Requirement:
Return every entry exactly.

Task input:
===
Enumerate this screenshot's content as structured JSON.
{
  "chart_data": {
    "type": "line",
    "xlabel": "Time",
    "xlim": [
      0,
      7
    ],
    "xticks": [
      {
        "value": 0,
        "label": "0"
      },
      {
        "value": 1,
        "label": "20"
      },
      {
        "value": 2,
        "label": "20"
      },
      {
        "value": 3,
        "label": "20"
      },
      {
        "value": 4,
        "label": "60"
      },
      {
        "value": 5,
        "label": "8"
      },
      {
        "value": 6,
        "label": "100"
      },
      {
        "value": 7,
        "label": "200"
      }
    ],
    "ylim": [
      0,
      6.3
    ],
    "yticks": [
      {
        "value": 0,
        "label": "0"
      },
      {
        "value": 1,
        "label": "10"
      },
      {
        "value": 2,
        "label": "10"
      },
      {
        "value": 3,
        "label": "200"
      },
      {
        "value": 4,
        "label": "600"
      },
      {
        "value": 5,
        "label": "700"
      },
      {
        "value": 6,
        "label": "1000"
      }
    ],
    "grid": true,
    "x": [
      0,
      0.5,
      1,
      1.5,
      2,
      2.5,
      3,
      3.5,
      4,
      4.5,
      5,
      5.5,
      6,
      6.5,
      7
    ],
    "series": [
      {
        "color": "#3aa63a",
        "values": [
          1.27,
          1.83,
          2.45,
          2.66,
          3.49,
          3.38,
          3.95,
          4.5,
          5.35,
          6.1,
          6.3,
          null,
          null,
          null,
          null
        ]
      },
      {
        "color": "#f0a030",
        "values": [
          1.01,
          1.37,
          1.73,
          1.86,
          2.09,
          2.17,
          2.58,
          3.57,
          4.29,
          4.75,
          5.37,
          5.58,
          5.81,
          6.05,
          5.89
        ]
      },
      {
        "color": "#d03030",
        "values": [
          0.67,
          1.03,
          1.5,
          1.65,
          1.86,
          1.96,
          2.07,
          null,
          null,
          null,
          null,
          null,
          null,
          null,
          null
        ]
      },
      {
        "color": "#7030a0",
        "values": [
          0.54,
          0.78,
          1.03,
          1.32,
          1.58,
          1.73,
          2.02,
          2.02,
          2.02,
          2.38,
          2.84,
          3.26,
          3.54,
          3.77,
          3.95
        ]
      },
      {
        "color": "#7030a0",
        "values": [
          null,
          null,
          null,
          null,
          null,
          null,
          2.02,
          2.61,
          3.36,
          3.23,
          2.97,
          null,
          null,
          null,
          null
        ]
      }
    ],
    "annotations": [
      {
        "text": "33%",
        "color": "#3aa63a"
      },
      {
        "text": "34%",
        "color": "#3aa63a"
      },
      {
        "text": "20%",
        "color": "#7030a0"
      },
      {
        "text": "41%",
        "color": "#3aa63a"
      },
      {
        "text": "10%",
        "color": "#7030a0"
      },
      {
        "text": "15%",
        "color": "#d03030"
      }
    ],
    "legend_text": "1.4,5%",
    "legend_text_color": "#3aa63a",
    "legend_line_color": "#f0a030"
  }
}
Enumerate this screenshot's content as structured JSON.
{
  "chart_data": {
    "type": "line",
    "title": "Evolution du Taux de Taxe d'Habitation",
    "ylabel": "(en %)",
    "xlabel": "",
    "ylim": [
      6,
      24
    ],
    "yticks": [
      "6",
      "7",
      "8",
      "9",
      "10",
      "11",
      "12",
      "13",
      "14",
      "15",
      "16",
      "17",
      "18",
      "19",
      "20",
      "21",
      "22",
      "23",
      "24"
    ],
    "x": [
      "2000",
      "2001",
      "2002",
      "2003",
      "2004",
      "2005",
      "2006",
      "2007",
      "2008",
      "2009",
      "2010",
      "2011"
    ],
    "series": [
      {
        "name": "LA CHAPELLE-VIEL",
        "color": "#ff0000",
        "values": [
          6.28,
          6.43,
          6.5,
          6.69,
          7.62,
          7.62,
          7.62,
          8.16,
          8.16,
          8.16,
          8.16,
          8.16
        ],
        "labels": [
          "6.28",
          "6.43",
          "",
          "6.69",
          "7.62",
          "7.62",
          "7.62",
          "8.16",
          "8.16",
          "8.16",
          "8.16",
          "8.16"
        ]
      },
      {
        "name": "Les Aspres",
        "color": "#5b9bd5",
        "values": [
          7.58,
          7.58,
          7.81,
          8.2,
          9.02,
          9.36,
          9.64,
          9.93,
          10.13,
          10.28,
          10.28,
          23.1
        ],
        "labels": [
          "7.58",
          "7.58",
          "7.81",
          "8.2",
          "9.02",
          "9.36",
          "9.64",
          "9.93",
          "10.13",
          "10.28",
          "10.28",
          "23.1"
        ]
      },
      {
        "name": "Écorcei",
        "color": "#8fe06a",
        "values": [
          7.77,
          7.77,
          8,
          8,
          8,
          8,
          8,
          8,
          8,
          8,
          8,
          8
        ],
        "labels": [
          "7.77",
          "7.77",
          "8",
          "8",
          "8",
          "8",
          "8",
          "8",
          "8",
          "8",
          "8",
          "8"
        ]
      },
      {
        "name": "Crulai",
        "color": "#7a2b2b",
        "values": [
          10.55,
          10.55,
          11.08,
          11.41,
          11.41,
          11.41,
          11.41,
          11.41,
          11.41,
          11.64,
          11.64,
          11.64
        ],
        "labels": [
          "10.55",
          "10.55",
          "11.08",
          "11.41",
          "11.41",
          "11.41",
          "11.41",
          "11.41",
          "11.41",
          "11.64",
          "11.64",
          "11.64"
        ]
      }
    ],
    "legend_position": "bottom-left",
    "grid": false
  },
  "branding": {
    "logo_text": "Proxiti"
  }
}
===
Output:
Enumerate this screenshot's content as structured JSON.
{
  "chart_data": {
    "type": "line",
    "xlabel": "Time",
    "xlim": [
      0,
      7
    ],
    "xticks": [
      {
        "value": 0,
        "label": "0"
      },
      {
        "value": 1,
        "label": "20"
      },
      {
        "value": 2,
        "label": "20"
      },
      {
        "value": 3,
        "label": "20"
      },
      {
        "value": 4,
        "label": "60"
      },
      {
        "value": 5,
        "label": "8"
      },
      {
        "value": 6,
        "label": "100"
      },
      {
        "value": 7,
        "label": "200"
      }
    ],
    "ylim": [
      0,
      6.3
    ],
    "yticks": [
      {
        "value": 0,
        "label": "0"
      },
      {
        "value": 1,
        "label": "10"
      },
      {
        "value": 2,
        "label": "10"
      },
      {
        "value": 3,
        "label": "200"
      },
      {
        "value": 4,
        "label": "600"
      },
      {
        "value": 5,
        "label": "700"
      },
      {
        "value": 6,
        "label": "1000"
      }
    ],
    "grid": true,
    "x": [
      0,
      0.5,
      1,
      1.5,
      2,
      2.5,
      3,
      3.5,
      4,
      4.5,
      5,
      5.5,
      6,
      6.5,
      7
    ],
    "series": [
      {
        "color": "#3aa63a",
        "values": [
          1.27,
          1.83,
          2.45,
          2.66,
          3.49,
          3.38,
          3.95,
          4.5,
          5.35,
          6.1,
          6.3,
          null,
          null,
          null,
          null
        ]
      },
      {
        "color": "#f0a030",
        "values": [
          1.01,
          1.37,
          1.73,
          1.86,
          2.09,
          2.17,
          2.58,
          3.57,
          4.29,
          4.75,
          5.37,
          5.58,
          5.81,
          6.05,
          5.89
        ]
      },
      {
        "color": "#d03030",
        "values": [
          0.67,
          1.03,
          1.5,
          1.65,
          1.86,
          1.96,
          2.07,
          null,
          null,
          null,
          null,
          null,
          null,
          null,
          null
        ]
      },
      {
        "color": "#7030a0",
        "values": [
          0.54,
          0.78,
          1.03,
          1.32,
          1.58,
          1.73,
          2.02,
          2.02,
          2.02,
          2.38,
          2.84,
          3.26,
          3.54,
          3.77,
          3.95
        ]
      },
      {
        "color": "#7030a0",
        "values": [
          null,
          null,
          null,
          null,
          null,
          null,
          2.02,
          2.61,
          3.36,
          3.23,
          2.97,
          null,
          null,
          null,
          null
        ]
      }
    ],
    "annotations": [
      {
        "text": "33%",
        "color": "#3aa63a"
      },
      {
        "text": "34%",
        "color": "#3aa63a"
      },
      {
        "text": "20%",
        "color": "#7030a0"
      },
      {
        "text": "41%",
        "color": "#3aa63a"
      },
      {
        "text": "10%",
        "color": "#7030a0"
      },
      {
        "text": "15%",
        "color": "#d03030"
      }
    ],
    "legend_text": "1.4,5%",
    "legend_text_color": "#3aa63a",
    "legend_line_color": "#f0a030"
  }
}
Enumerate this screenshot's content as structured JSON.
{
  "chart_data": {
    "type": "line",
    "title": "Evolution du Taux de Taxe d'Habitation",
    "ylabel": "(en %)",
    "xlabel": "",
    "ylim": [
      6,
      24
    ],
    "yticks": [
      "6",
      "7",
      "8",
      "9",
      "10",
      "11",
      "12",
      "13",
      "14",
      "15",
      "16",
      "17",
      "18",
      "19",
      "20",
      "21",
      "22",
      "23",
      "24"
    ],
    "x": [
      "2000",
      "2001",
      "2002",
      "2003",
      "2004",
      "2005",
      "2006",
      "2007",
      "2008",
      "2009",
      "2010",
      "2011"
    ],
    "series": [
      {
        "name": "LA CHAPELLE-VIEL",
        "color": "#ff0000",
        "values": [
          6.28,
          6.43,
          6.5,
          6.69,
          7.62,
          7.62,
          7.62,
          8.16,
          8.16,
          8.16,
          8.16,
          8.16
        ],
        "labels": [
          "6.28",
          "6.43",
          "",
          "6.69",
          "7.62",
          "7.62",
          "7.62",
          "8.16",
          "8.16",
          "8.16",
          "8.16",
          "8.16"
        ]
      },
      {
        "name": "Les Aspres",
        "color": "#5b9bd5",
        "values": [
          7.58,
          7.58,
          7.81,
          8.2,
          9.02,
          9.36,
          9.64,
          9.93,
          10.13,
          10.28,
          10.28,
          23.1
        ],
        "labels": [
          "7.58",
          "7.58",
          "7.81",
          "8.2",
          "9.02",
          "9.36",
          "9.64",
          "9.93",
          "10.13",
          "10.28",
          "10.28",
          "23.1"
        ]
      },
      {
        "name": "Écorcei",
        "color": "#8fe06a",
        "values": [
          7.77,
          7.77,
          8,
          8,
          8,
          8,
          8,
          8,
          8,
          8,
          8,
          8
        ],
        "labels": [
          "7.77",
          "7.77",
          "8",
          "8",
          "8",
          "8",
          "8",
          "8",
          "8",
          "8",
          "8",
          "8"
        ]
      },
      {
        "name": "Crulai",
        "color": "#7a2b2b",
        "values": [
          10.55,
          10.55,
          11.08,
          11.41,
          11.41,
          11.41,
          11.41,
          11.41,
          11.41,
          11.64,
          11.64,
          11.64
        ],
        "labels": [
          "10.55",
          "10.55",
          "11.08",
          "11.41",
          "11.41",
          "11.41",
          "11.41",
          "11.41",
          "11.41",
          "11.64",
          "11.64",
          "11.64"
        ]
      }
    ],
    "legend_position": "bottom-left",
    "grid": false
  },
  "branding": {
    "logo_text": "Proxiti"
  }
}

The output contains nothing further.